Make an exact copy of the data below, leaving out every picture.

(Data tied to figure images)
****************************************
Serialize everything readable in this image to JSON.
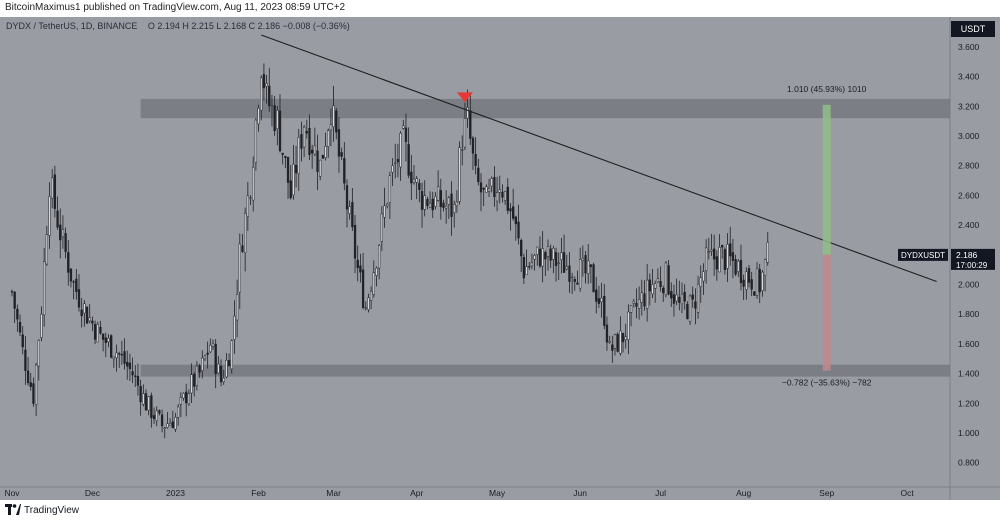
{
  "header": {
    "publisher_line": "BitcoinMaximus1 published on TradingView.com, Aug 11, 2023 08:59 UTC+2"
  },
  "footer": {
    "brand": "TradingView"
  },
  "legend": {
    "symbol": "DYDX / TetherUS, 1D, BINANCE",
    "ohlc": "O 2.194  H 2.215  L 2.168  C 2.186  −0.008 (−0.36%)"
  },
  "currency_label": "USDT",
  "price_tag": {
    "symbol": "DYDXUSDT",
    "price": "2.186",
    "countdown": "17:00:29"
  },
  "colors": {
    "background": "#9a9ca4",
    "candle": "#1f2126",
    "zone": "#72747c",
    "trendline": "#1e1e1e",
    "marker": "#e53935",
    "up_range": "#8fbf87",
    "down_range": "#c08a8e",
    "tag_bg": "#131722"
  },
  "chart_data": {
    "type": "candlestick",
    "title": "DYDX / TetherUS, 1D, BINANCE",
    "y_axis": {
      "ticks": [
        "0.800",
        "1.000",
        "1.200",
        "1.400",
        "1.600",
        "1.800",
        "2.000",
        "2.200",
        "2.400",
        "2.600",
        "2.800",
        "3.000",
        "3.200",
        "3.400",
        "3.600"
      ],
      "range": [
        0.7,
        3.8
      ],
      "position": "right",
      "grid": false
    },
    "x_axis": {
      "ticks": [
        "Nov",
        "Dec",
        "2023",
        "Feb",
        "Mar",
        "Apr",
        "May",
        "Jun",
        "Jul",
        "Aug",
        "Sep",
        "Oct"
      ],
      "range": [
        "2022-11-01",
        "2023-10-15"
      ]
    },
    "close_path": [
      [
        "2022-11-01",
        1.95
      ],
      [
        "2022-11-05",
        1.55
      ],
      [
        "2022-11-09",
        1.25
      ],
      [
        "2022-11-12",
        1.85
      ],
      [
        "2022-11-15",
        2.7
      ],
      [
        "2022-11-19",
        2.35
      ],
      [
        "2022-11-24",
        2.0
      ],
      [
        "2022-11-29",
        1.8
      ],
      [
        "2022-12-04",
        1.65
      ],
      [
        "2022-12-10",
        1.55
      ],
      [
        "2022-12-16",
        1.4
      ],
      [
        "2022-12-21",
        1.2
      ],
      [
        "2022-12-27",
        1.05
      ],
      [
        "2023-01-01",
        1.1
      ],
      [
        "2023-01-06",
        1.3
      ],
      [
        "2023-01-10",
        1.4
      ],
      [
        "2023-01-14",
        1.6
      ],
      [
        "2023-01-18",
        1.35
      ],
      [
        "2023-01-22",
        1.6
      ],
      [
        "2023-01-25",
        2.2
      ],
      [
        "2023-01-29",
        2.7
      ],
      [
        "2023-02-02",
        3.5
      ],
      [
        "2023-02-04",
        3.25
      ],
      [
        "2023-02-08",
        3.1
      ],
      [
        "2023-02-13",
        2.6
      ],
      [
        "2023-02-18",
        3.1
      ],
      [
        "2023-02-24",
        2.8
      ],
      [
        "2023-02-28",
        3.2
      ],
      [
        "2023-03-04",
        2.75
      ],
      [
        "2023-03-10",
        2.1
      ],
      [
        "2023-03-13",
        1.85
      ],
      [
        "2023-03-17",
        2.2
      ],
      [
        "2023-03-22",
        2.7
      ],
      [
        "2023-03-27",
        2.95
      ],
      [
        "2023-04-02",
        2.6
      ],
      [
        "2023-04-09",
        2.55
      ],
      [
        "2023-04-15",
        2.5
      ],
      [
        "2023-04-18",
        3.0
      ],
      [
        "2023-04-20",
        3.1
      ],
      [
        "2023-04-23",
        2.7
      ],
      [
        "2023-04-27",
        2.55
      ],
      [
        "2023-05-02",
        2.7
      ],
      [
        "2023-05-07",
        2.45
      ],
      [
        "2023-05-11",
        2.1
      ],
      [
        "2023-05-17",
        2.2
      ],
      [
        "2023-05-24",
        2.15
      ],
      [
        "2023-05-31",
        2.1
      ],
      [
        "2023-06-05",
        2.05
      ],
      [
        "2023-06-10",
        1.8
      ],
      [
        "2023-06-12",
        1.55
      ],
      [
        "2023-06-17",
        1.65
      ],
      [
        "2023-06-22",
        1.85
      ],
      [
        "2023-06-28",
        2.0
      ],
      [
        "2023-07-03",
        2.05
      ],
      [
        "2023-07-08",
        1.85
      ],
      [
        "2023-07-13",
        1.85
      ],
      [
        "2023-07-18",
        2.15
      ],
      [
        "2023-07-23",
        2.2
      ],
      [
        "2023-07-28",
        2.15
      ],
      [
        "2023-08-03",
        2.05
      ],
      [
        "2023-08-07",
        2.0
      ],
      [
        "2023-08-10",
        2.186
      ]
    ],
    "zones": [
      {
        "name": "resistance",
        "from": 3.12,
        "to": 3.25,
        "start": "2022-12-19"
      },
      {
        "name": "support",
        "from": 1.38,
        "to": 1.46,
        "start": "2022-12-19"
      }
    ],
    "trendline": {
      "start": [
        "2023-02-02",
        3.68
      ],
      "end": [
        "2023-10-12",
        2.02
      ]
    },
    "marker": {
      "date": "2023-04-19",
      "value": 3.24,
      "shape": "triangle-down"
    },
    "measurements": [
      {
        "label": "1.010 (45.93%) 1010",
        "from": 2.2,
        "to": 3.21,
        "date": "2023-09-01",
        "direction": "up"
      },
      {
        "label": "−0.782 (−35.63%) −782",
        "from": 2.2,
        "to": 1.42,
        "date": "2023-09-01",
        "direction": "down"
      }
    ],
    "last_price": 2.186
  }
}
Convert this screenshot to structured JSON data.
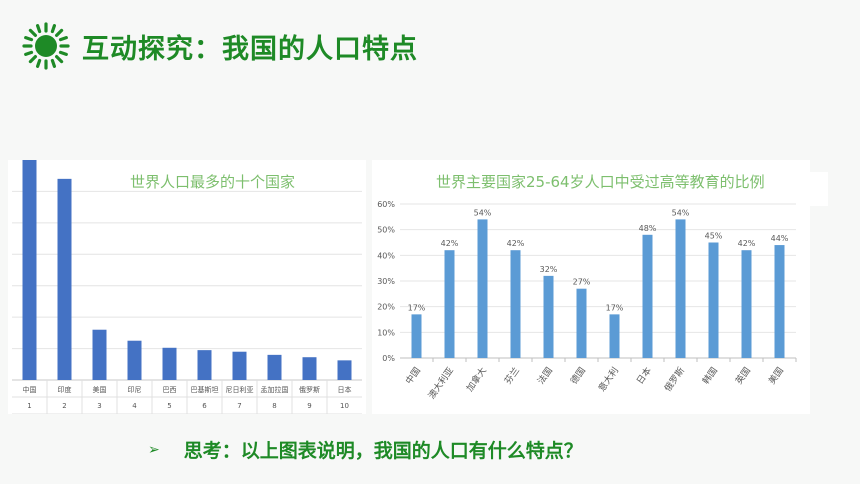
{
  "title": "互动探究：我国的人口特点",
  "footer": {
    "bullet": "➢",
    "question": "思考：以上图表说明，我国的人口有什么特点？"
  },
  "icons": {
    "sun": "sun-icon",
    "bullet": "arrow-bullet-icon"
  },
  "colors": {
    "brand_green": "#1e8a26",
    "chart1_bar": "#4472c4",
    "chart2_bar": "#5b9bd5"
  },
  "chart_data": [
    {
      "type": "bar",
      "title": "世界人口最多的十个国家",
      "categories": [
        "中国",
        "印度",
        "美国",
        "印尼",
        "巴西",
        "巴基斯坦",
        "尼日利亚",
        "孟加拉国",
        "俄罗斯",
        "日本"
      ],
      "ranks": [
        "1",
        "2",
        "3",
        "4",
        "5",
        "6",
        "7",
        "8",
        "9",
        "10"
      ],
      "values": [
        1400,
        1280,
        320,
        250,
        205,
        190,
        180,
        160,
        145,
        125
      ],
      "grid": true,
      "ytick_labels_visible": false
    },
    {
      "type": "bar",
      "title": "世界主要国家25-64岁人口中受过高等教育的比例",
      "categories": [
        "中国",
        "澳大利亚",
        "加拿大",
        "芬兰",
        "法国",
        "德国",
        "意大利",
        "日本",
        "俄罗斯",
        "韩国",
        "英国",
        "美国"
      ],
      "values": [
        17,
        42,
        54,
        42,
        32,
        27,
        17,
        48,
        54,
        45,
        42,
        44
      ],
      "value_labels": [
        "17%",
        "42%",
        "54%",
        "42%",
        "32%",
        "27%",
        "17%",
        "48%",
        "54%",
        "45%",
        "42%",
        "44%"
      ],
      "yticks": [
        "0%",
        "10%",
        "20%",
        "30%",
        "40%",
        "50%",
        "60%"
      ],
      "ylim": [
        0,
        60
      ],
      "grid": true
    }
  ]
}
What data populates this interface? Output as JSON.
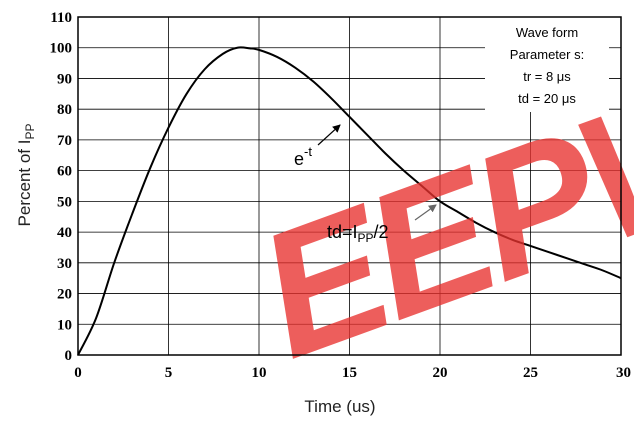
****************************************
Answer to this task ::
Serialize everything readable in this image to JSON.
{
  "header": {
    "publisher_line": "BitcoinMaximus1 published on TradingView.com, Aug 11, 2023 08:59 UTC+2"
  },
  "footer": {
    "brand": "TradingView"
  },
  "legend": {
    "symbol": "DYDX / TetherUS, 1D, BINANCE",
    "ohlc": "O 2.194  H 2.215  L 2.168  C 2.186  −0.008 (−0.36%)"
  },
  "currency_label": "USDT",
  "price_tag": {
    "symbol": "DYDXUSDT",
    "price": "2.186",
    "countdown": "17:00:29"
  },
  "colors": {
    "background": "#9a9ca4",
    "candle": "#1f2126",
    "zone": "#72747c",
    "trendline": "#1e1e1e",
    "marker": "#e53935",
    "up_range": "#8fbf87",
    "down_range": "#c08a8e",
    "tag_bg": "#131722"
  },
  "chart_data": {
    "type": "candlestick",
    "title": "DYDX / TetherUS, 1D, BINANCE",
    "y_axis": {
      "ticks": [
        "0.800",
        "1.000",
        "1.200",
        "1.400",
        "1.600",
        "1.800",
        "2.000",
        "2.200",
        "2.400",
        "2.600",
        "2.800",
        "3.000",
        "3.200",
        "3.400",
        "3.600"
      ],
      "range": [
        0.7,
        3.8
      ],
      "position": "right",
      "grid": false
    },
    "x_axis": {
      "ticks": [
        "Nov",
        "Dec",
        "2023",
        "Feb",
        "Mar",
        "Apr",
        "May",
        "Jun",
        "Jul",
        "Aug",
        "Sep",
        "Oct"
      ],
      "range": [
        "2022-11-01",
        "2023-10-15"
      ]
    },
    "close_path": [
      [
        "2022-11-01",
        1.95
      ],
      [
        "2022-11-05",
        1.55
      ],
      [
        "2022-11-09",
        1.25
      ],
      [
        "2022-11-12",
        1.85
      ],
      [
        "2022-11-15",
        2.7
      ],
      [
        "2022-11-19",
        2.35
      ],
      [
        "2022-11-24",
        2.0
      ],
      [
        "2022-11-29",
        1.8
      ],
      [
        "2022-12-04",
        1.65
      ],
      [
        "2022-12-10",
        1.55
      ],
      [
        "2022-12-16",
        1.4
      ],
      [
        "2022-12-21",
        1.2
      ],
      [
        "2022-12-27",
        1.05
      ],
      [
        "2023-01-01",
        1.1
      ],
      [
        "2023-01-06",
        1.3
      ],
      [
        "2023-01-10",
        1.4
      ],
      [
        "2023-01-14",
        1.6
      ],
      [
        "2023-01-18",
        1.35
      ],
      [
        "2023-01-22",
        1.6
      ],
      [
        "2023-01-25",
        2.2
      ],
      [
        "2023-01-29",
        2.7
      ],
      [
        "2023-02-02",
        3.5
      ],
      [
        "2023-02-04",
        3.25
      ],
      [
        "2023-02-08",
        3.1
      ],
      [
        "2023-02-13",
        2.6
      ],
      [
        "2023-02-18",
        3.1
      ],
      [
        "2023-02-24",
        2.8
      ],
      [
        "2023-02-28",
        3.2
      ],
      [
        "2023-03-04",
        2.75
      ],
      [
        "2023-03-10",
        2.1
      ],
      [
        "2023-03-13",
        1.85
      ],
      [
        "2023-03-17",
        2.2
      ],
      [
        "2023-03-22",
        2.7
      ],
      [
        "2023-03-27",
        2.95
      ],
      [
        "2023-04-02",
        2.6
      ],
      [
        "2023-04-09",
        2.55
      ],
      [
        "2023-04-15",
        2.5
      ],
      [
        "2023-04-18",
        3.0
      ],
      [
        "2023-04-20",
        3.1
      ],
      [
        "2023-04-23",
        2.7
      ],
      [
        "2023-04-27",
        2.55
      ],
      [
        "2023-05-02",
        2.7
      ],
      [
        "2023-05-07",
        2.45
      ],
      [
        "2023-05-11",
        2.1
      ],
      [
        "2023-05-17",
        2.2
      ],
      [
        "2023-05-24",
        2.15
      ],
      [
        "2023-05-31",
        2.1
      ],
      [
        "2023-06-05",
        2.05
      ],
      [
        "2023-06-10",
        1.8
      ],
      [
        "2023-06-12",
        1.55
      ],
      [
        "2023-06-17",
        1.65
      ],
      [
        "2023-06-22",
        1.85
      ],
      [
        "2023-06-28",
        2.0
      ],
      [
        "2023-07-03",
        2.05
      ],
      [
        "2023-07-08",
        1.85
      ],
      [
        "2023-07-13",
        1.85
      ],
      [
        "2023-07-18",
        2.15
      ],
      [
        "2023-07-23",
        2.2
      ],
      [
        "2023-07-28",
        2.15
      ],
      [
        "2023-08-03",
        2.05
      ],
      [
        "2023-08-07",
        2.0
      ],
      [
        "2023-08-10",
        2.186
      ]
    ],
    "zones": [
      {
        "name": "resistance",
        "from": 3.12,
        "to": 3.25,
        "start": "2022-12-19"
      },
      {
        "name": "support",
        "from": 1.38,
        "to": 1.46,
        "start": "2022-12-19"
      }
    ],
    "trendline": {
      "start": [
        "2023-02-02",
        3.68
      ],
      "end": [
        "2023-10-12",
        2.02
      ]
    },
    "marker": {
      "date": "2023-04-19",
      "value": 3.24,
      "shape": "triangle-down"
    },
    "measurements": [
      {
        "label": "1.010 (45.93%) 1010",
        "from": 2.2,
        "to": 3.21,
        "date": "2023-09-01",
        "direction": "up"
      },
      {
        "label": "−0.782 (−35.63%) −782",
        "from": 2.2,
        "to": 1.42,
        "date": "2023-09-01",
        "direction": "down"
      }
    ],
    "last_price": 2.186
  }
}
Convert this screenshot to structured JSON data.
{
  "title": "互动探究：我国的人口特点",
  "footer": {
    "bullet": "➢",
    "question": "思考：以上图表说明，我国的人口有什么特点？"
  },
  "icons": {
    "sun": "sun-icon",
    "bullet": "arrow-bullet-icon"
  },
  "colors": {
    "brand_green": "#1e8a26",
    "chart1_bar": "#4472c4",
    "chart2_bar": "#5b9bd5"
  },
  "chart_data": [
    {
      "type": "bar",
      "title": "世界人口最多的十个国家",
      "categories": [
        "中国",
        "印度",
        "美国",
        "印尼",
        "巴西",
        "巴基斯坦",
        "尼日利亚",
        "孟加拉国",
        "俄罗斯",
        "日本"
      ],
      "ranks": [
        "1",
        "2",
        "3",
        "4",
        "5",
        "6",
        "7",
        "8",
        "9",
        "10"
      ],
      "values": [
        1400,
        1280,
        320,
        250,
        205,
        190,
        180,
        160,
        145,
        125
      ],
      "grid": true,
      "ytick_labels_visible": false
    },
    {
      "type": "bar",
      "title": "世界主要国家25-64岁人口中受过高等教育的比例",
      "categories": [
        "中国",
        "澳大利亚",
        "加拿大",
        "芬兰",
        "法国",
        "德国",
        "意大利",
        "日本",
        "俄罗斯",
        "韩国",
        "英国",
        "美国"
      ],
      "values": [
        17,
        42,
        54,
        42,
        32,
        27,
        17,
        48,
        54,
        45,
        42,
        44
      ],
      "value_labels": [
        "17%",
        "42%",
        "54%",
        "42%",
        "32%",
        "27%",
        "17%",
        "48%",
        "54%",
        "45%",
        "42%",
        "44%"
      ],
      "yticks": [
        "0%",
        "10%",
        "20%",
        "30%",
        "40%",
        "50%",
        "60%"
      ],
      "ylim": [
        0,
        60
      ],
      "grid": true
    }
  ]
}
What data populates this interface? Output as JSON.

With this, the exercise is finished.